(Listings of boxed layout entries)
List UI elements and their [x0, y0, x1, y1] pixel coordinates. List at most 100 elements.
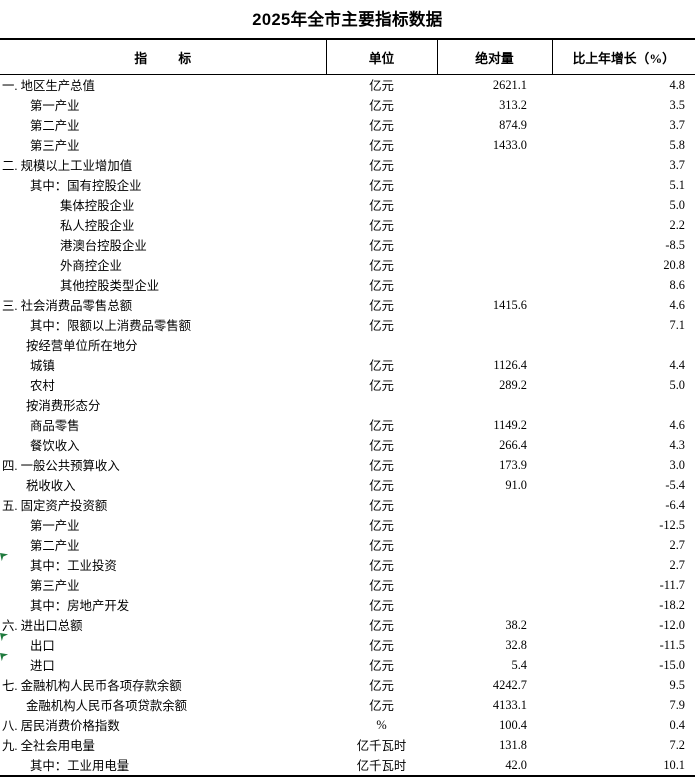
table-row: 第一产业 亿元 313.2 3.5: [0, 95, 695, 115]
growth-value-cell: 5.8: [669, 137, 686, 152]
table-row: 五. 固定资产投资额 亿元 -6.4: [0, 495, 695, 515]
indicator-name-cell: 按经营单位所在地分: [0, 335, 326, 355]
table-row: 七. 金融机构人民币各项存款余额 亿元 4242.7 9.5: [0, 675, 695, 695]
indicator-name-cell: 其他控股类型企业: [0, 275, 326, 295]
indicator-name-cell: 税收收入: [0, 475, 326, 495]
table-row: 九. 全社会用电量 亿千瓦时 131.8 7.2: [0, 735, 695, 755]
unit-cell: 亿元: [369, 139, 394, 153]
column-header-indicator-label: 指 标: [134, 51, 206, 66]
absolute-value-cell: [437, 235, 552, 255]
growth-value-cell: 4.8: [669, 77, 686, 92]
indicator-name-label: 农村: [30, 379, 55, 393]
table-row: 集体控股企业 亿元 5.0: [0, 195, 695, 215]
indicator-name-cell: 其中：工业用电量: [0, 755, 326, 777]
indicator-name-label: 港澳台控股企业: [60, 239, 147, 253]
growth-value-cell: 4.3: [669, 437, 686, 452]
indicator-name-label: 第二产业: [30, 119, 80, 133]
absolute-value-cell: 2621.1: [492, 77, 527, 92]
indicator-name-cell: 九. 全社会用电量: [0, 735, 326, 755]
unit-cell: 亿元: [369, 499, 394, 513]
indicator-name-label: 第一产业: [30, 519, 80, 533]
table-row: 私人控股企业 亿元 2.2: [0, 215, 695, 235]
table-row: 第一产业 亿元 -12.5: [0, 515, 695, 535]
absolute-value-cell: [437, 275, 552, 295]
unit-cell: 亿元: [369, 659, 394, 673]
indicator-name-label: 五. 固定资产投资额: [2, 499, 108, 513]
table-row: 外商控企业 亿元 20.8: [0, 255, 695, 275]
unit-cell: 亿元: [369, 299, 394, 313]
indicator-name-cell: 第二产业: [0, 535, 326, 555]
absolute-value-cell: 289.2: [499, 377, 527, 392]
table-body: 一. 地区生产总值 亿元 2621.1 4.8 第一产业 亿元 313.2 3.5 第二产业 亿元…: [0, 75, 695, 777]
indicator-name-label: 六. 进出口总额: [2, 619, 83, 633]
indicator-name-label: 城镇: [30, 359, 55, 373]
indicator-name-label: 八. 居民消费价格指数: [2, 719, 120, 733]
unit-cell: 亿元: [369, 99, 394, 113]
indicator-name-label: 第二产业: [30, 539, 80, 553]
growth-value-cell: 0.4: [669, 717, 686, 732]
indicator-name-label: 其中：工业投资: [30, 559, 117, 573]
table-row: 按消费形态分: [0, 395, 695, 415]
growth-value-cell: 9.5: [669, 677, 686, 692]
indicator-name-cell: 第一产业: [0, 515, 326, 535]
absolute-value-cell: 1126.4: [493, 357, 527, 372]
indicator-name-label: 餐饮收入: [30, 439, 80, 453]
table-row: 第三产业 亿元 1433.0 5.8: [0, 135, 695, 155]
main-indicators-table: 指 标 单位 绝对量 比上年增长（%） 一. 地区生产总值 亿元 2621.1 4.8…: [0, 38, 695, 777]
table-row: 三. 社会消费品零售总额 亿元 1415.6 4.6: [0, 295, 695, 315]
absolute-value-cell: 173.9: [499, 457, 527, 472]
growth-value-cell: 2.2: [669, 217, 686, 232]
table-row: 税收收入 亿元 91.0 -5.4: [0, 475, 695, 495]
table-row: 其中：国有控股企业 亿元 5.1: [0, 175, 695, 195]
table-row: 其中：房地产开发 亿元 -18.2: [0, 595, 695, 615]
unit-cell: 亿元: [369, 619, 394, 633]
unit-cell: 亿千瓦时: [326, 755, 437, 777]
absolute-value-cell: [437, 395, 552, 415]
table-row: 第二产业 亿元 874.9 3.7: [0, 115, 695, 135]
indicator-name-cell: 其中：房地产开发: [0, 595, 326, 615]
unit-cell: 亿元: [369, 459, 394, 473]
unit-cell: [326, 335, 437, 355]
growth-value-cell: 7.1: [669, 317, 686, 332]
unit-cell: 亿元: [369, 559, 394, 573]
growth-value-cell: 4.4: [669, 357, 686, 372]
growth-value-cell: 5.0: [669, 377, 686, 392]
absolute-value-cell: [437, 255, 552, 275]
unit-cell: 亿元: [369, 519, 394, 533]
unit-cell: 亿元: [369, 699, 394, 713]
growth-value-cell: 2.7: [669, 537, 686, 552]
absolute-value-cell: 1415.6: [492, 297, 527, 312]
table-row: 按经营单位所在地分: [0, 335, 695, 355]
absolute-value-cell: 874.9: [499, 117, 527, 132]
indicator-name-label: 四. 一般公共预算收入: [2, 459, 120, 473]
indicator-name-cell: 农村: [0, 375, 326, 395]
growth-value-cell: 7.2: [669, 737, 686, 752]
table-row: 港澳台控股企业 亿元 -8.5: [0, 235, 695, 255]
indicator-name-label: 九. 全社会用电量: [2, 739, 95, 753]
growth-value-cell: 3.0: [669, 457, 686, 472]
unit-cell: 亿元: [369, 359, 394, 373]
unit-cell: %: [376, 717, 387, 732]
table-row: 金融机构人民币各项贷款余额 亿元 4133.1 7.9: [0, 695, 695, 715]
table-row: 其中：工业投资 亿元 2.7: [0, 553, 695, 575]
unit-cell: 亿元: [369, 239, 394, 253]
indicator-name-cell: 其中：限额以上消费品零售额: [0, 315, 326, 335]
absolute-value-cell: [437, 535, 552, 555]
absolute-value-cell: [437, 575, 552, 595]
column-header-growth: 比上年增长（%）: [552, 38, 695, 75]
unit-cell: 亿元: [369, 439, 394, 453]
green-flag-marker-icon: [0, 633, 9, 642]
table-row: 六. 进出口总额 亿元 38.2 -12.0: [0, 615, 695, 635]
unit-cell: 亿元: [369, 379, 394, 393]
unit-cell: 亿千瓦时: [356, 739, 407, 753]
indicator-name-label: 其中：国有控股企业: [30, 179, 142, 193]
unit-cell: 亿元: [369, 319, 394, 333]
table-row: 进口 亿元 5.4 -15.0: [0, 653, 695, 675]
absolute-value-cell: 1149.2: [493, 417, 527, 432]
absolute-value-cell: [437, 195, 552, 215]
absolute-value-cell: 5.4: [511, 657, 528, 672]
growth-value-cell: -15.0: [659, 657, 685, 672]
indicator-name-label: 其中：房地产开发: [30, 599, 130, 613]
indicator-name-label: 其中：限额以上消费品零售额: [30, 319, 192, 333]
unit-cell: 亿元: [369, 179, 394, 193]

§ Description of the task
Render every line of the entries above as a Markdown table with the columns Row and Entry line. Skip blank lines and leave out the pictures.

§ Written solution
| Row | Entry line |
|---|---|
| 1 | List UI elements and their [x0, y0, x1, y1] pixel coordinates. List at most 100 elements. |
| 2 | table-row: 第一产业 亿元 313.2 3.5: [0, 95, 695, 115] |
| 3 | growth-value-cell: 5.8: [669, 137, 686, 152] |
| 4 | table-row: 五. 固定资产投资额 亿元 -6.4: [0, 495, 695, 515] |
| 5 | indicator-name-cell: 按经营单位所在地分: [0, 335, 326, 355] |
| 6 | table-row: 七. 金融机构人民币各项存款余额 亿元 4242.7 9.5: [0, 675, 695, 695] |
| 7 | indicator-name-cell: 其他控股类型企业: [0, 275, 326, 295] |
| 8 | indicator-name-cell: 税收收入: [0, 475, 326, 495] |
| 9 | table-row: 九. 全社会用电量 亿千瓦时 131.8 7.2: [0, 735, 695, 755] |
| 10 | unit-cell: 亿元: [369, 139, 394, 153] |
| 11 | column-header-indicator-label: 指 标: [134, 51, 206, 66] |
| 12 | absolute-value-cell: [437, 235, 552, 255] |
| 13 | growth-value-cell: 4.8: [669, 77, 686, 92] |
| 14 | indicator-name-label: 农村: [30, 379, 55, 393] |
| 15 | table-row: 集体控股企业 亿元 5.0: [0, 195, 695, 215] |
| 16 | indicator-name-cell: 其中：工业用电量: [0, 755, 326, 777] |
| 17 | indicator-name-label: 港澳台控股企业: [60, 239, 147, 253] |
| 18 | growth-value-cell: 4.3: [669, 437, 686, 452] |
| 19 | indicator-name-label: 第二产业: [30, 119, 80, 133] |
| 20 | absolute-value-cell: 2621.1: [492, 77, 527, 92] |
| 21 | indicator-name-cell: 九. 全社会用电量: [0, 735, 326, 755] |
| 22 | unit-cell: 亿元: [369, 499, 394, 513] |
| 23 | indicator-name-label: 第一产业: [30, 519, 80, 533] |
| 24 | table-row: 私人控股企业 亿元 2.2: [0, 215, 695, 235] |
| 25 | table-row: 第一产业 亿元 -12.5: [0, 515, 695, 535] |
| 26 | absolute-value-cell: [437, 275, 552, 295] |
| 27 | unit-cell: 亿元: [369, 659, 394, 673] |
| 28 | indicator-name-label: 五. 固定资产投资额: [2, 499, 108, 513] |
| 29 | table-row: 外商控企业 亿元 20.8: [0, 255, 695, 275] |
| 30 | unit-cell: 亿元: [369, 299, 394, 313] |
| 31 | indicator-name-cell: 第二产业: [0, 535, 326, 555] |
| 32 | absolute-value-cell: 289.2: [499, 377, 527, 392] |
| 33 | table-body: 一. 地区生产总值 亿元 2621.1 4.8 第一产业 亿元 313.2 3.5 第二产业 亿元…: [0, 75, 695, 777] |
| 34 | indicator-name-label: 六. 进出口总额: [2, 619, 83, 633] |
| 35 | indicator-name-label: 城镇: [30, 359, 55, 373] |
| 36 | indicator-name-label: 八. 居民消费价格指数: [2, 719, 120, 733] |
| 37 | unit-cell: 亿元: [369, 99, 394, 113] |
| 38 | indicator-name-label: 第二产业: [30, 539, 80, 553] |
| 39 | growth-value-cell: 0.4: [669, 717, 686, 732] |
| 40 | indicator-name-label: 其中：工业投资: [30, 559, 117, 573] |
| 41 | table-row: 按消费形态分: [0, 395, 695, 415] |
| 42 | growth-value-cell: 9.5: [669, 677, 686, 692] |
| 43 | indicator-name-cell: 第一产业: [0, 515, 326, 535] |
| 44 | absolute-value-cell: 1126.4: [493, 357, 527, 372] |
| 45 | indicator-name-label: 餐饮收入: [30, 439, 80, 453] |
| 46 | table-row: 第三产业 亿元 1433.0 5.8: [0, 135, 695, 155] |
| 47 | main-indicators-table: 指 标 单位 绝对量 比上年增长（%） 一. 地区生产总值 亿元 2621.1 4.8…: [0, 38, 695, 777] |
| 48 | table-row: 三. 社会消费品零售总额 亿元 1415.6 4.6: [0, 295, 695, 315] |
| 49 | absolute-value-cell: 173.9: [499, 457, 527, 472] |
| 50 | growth-value-cell: 2.2: [669, 217, 686, 232] |
| 51 | table-row: 税收收入 亿元 91.0 -5.4: [0, 475, 695, 495] |
| 52 | table-row: 其中：国有控股企业 亿元 5.1: [0, 175, 695, 195] |
| 53 | table-row: 其中：房地产开发 亿元 -18.2: [0, 595, 695, 615] |
| 54 | unit-cell: 亿元: [369, 619, 394, 633] |
| 55 | unit-cell: 亿千瓦时: [326, 755, 437, 777] |
| 56 | absolute-value-cell: [437, 395, 552, 415] |
| 57 | table-row: 第二产业 亿元 874.9 3.7: [0, 115, 695, 135] |
| 58 | indicator-name-cell: 其中：房地产开发: [0, 595, 326, 615] |
| 59 | unit-cell: 亿元: [369, 459, 394, 473] |
| 60 | unit-cell: [326, 335, 437, 355] |
| 61 | growth-value-cell: 7.1: [669, 317, 686, 332] |
| 62 | unit-cell: 亿元: [369, 559, 394, 573] |
| 63 | growth-value-cell: 4.4: [669, 357, 686, 372] |
| 64 | growth-value-cell: 5.0: [669, 377, 686, 392] |
| 65 | absolute-value-cell: [437, 255, 552, 275] |
| 66 | unit-cell: 亿元: [369, 519, 394, 533] |
| 67 | unit-cell: 亿元: [369, 699, 394, 713] |
| 68 | growth-value-cell: 2.7: [669, 537, 686, 552] |
| 69 | absolute-value-cell: 1415.6: [492, 297, 527, 312] |
| 70 | table-row: 按经营单位所在地分: [0, 335, 695, 355] |
| 71 | absolute-value-cell: 874.9: [499, 117, 527, 132] |
| 72 | indicator-name-label: 四. 一般公共预算收入: [2, 459, 120, 473] |
| 73 | indicator-name-cell: 农村: [0, 375, 326, 395] |
| 74 | growth-value-cell: 7.2: [669, 737, 686, 752] |
| 75 | table-row: 港澳台控股企业 亿元 -8.5: [0, 235, 695, 255] |
| 76 | indicator-name-label: 九. 全社会用电量: [2, 739, 95, 753] |
| 77 | growth-value-cell: 3.0: [669, 457, 686, 472] |
| 78 | unit-cell: 亿元: [369, 359, 394, 373] |
| 79 | unit-cell: %: [376, 717, 387, 732] |
| 80 | table-row: 金融机构人民币各项贷款余额 亿元 4133.1 7.9: [0, 695, 695, 715] |
| 81 | table-row: 其中：工业投资 亿元 2.7: [0, 553, 695, 575] |
| 82 | unit-cell: 亿元: [369, 239, 394, 253] |
| 83 | indicator-name-cell: 其中：限额以上消费品零售额: [0, 315, 326, 335] |
| 84 | absolute-value-cell: [437, 535, 552, 555] |
| 85 | absolute-value-cell: [437, 575, 552, 595] |
| 86 | column-header-growth: 比上年增长（%）: [552, 38, 695, 75] |
| 87 | unit-cell: 亿元: [369, 439, 394, 453] |
| 88 | green-flag-marker-icon: [0, 633, 9, 642] |
| 89 | table-row: 六. 进出口总额 亿元 38.2 -12.0: [0, 615, 695, 635] |
| 90 | unit-cell: 亿元: [369, 379, 394, 393] |
| 91 | unit-cell: 亿千瓦时: [356, 739, 407, 753] |
| 92 | indicator-name-label: 其中：国有控股企业: [30, 179, 142, 193] |
| 93 | unit-cell: 亿元: [369, 319, 394, 333] |
| 94 | table-row: 进口 亿元 5.4 -15.0: [0, 653, 695, 675] |
| 95 | absolute-value-cell: 1149.2: [493, 417, 527, 432] |
| 96 | absolute-value-cell: [437, 195, 552, 215] |
| 97 | absolute-value-cell: 5.4: [511, 657, 528, 672] |
| 98 | growth-value-cell: -15.0: [659, 657, 685, 672] |
| 99 | indicator-name-label: 其中：房地产开发: [30, 599, 130, 613] |
| 100 | indicator-name-label: 其中：限额以上消费品零售额: [30, 319, 192, 333] |
| 101 | unit-cell: 亿元: [369, 179, 394, 193] |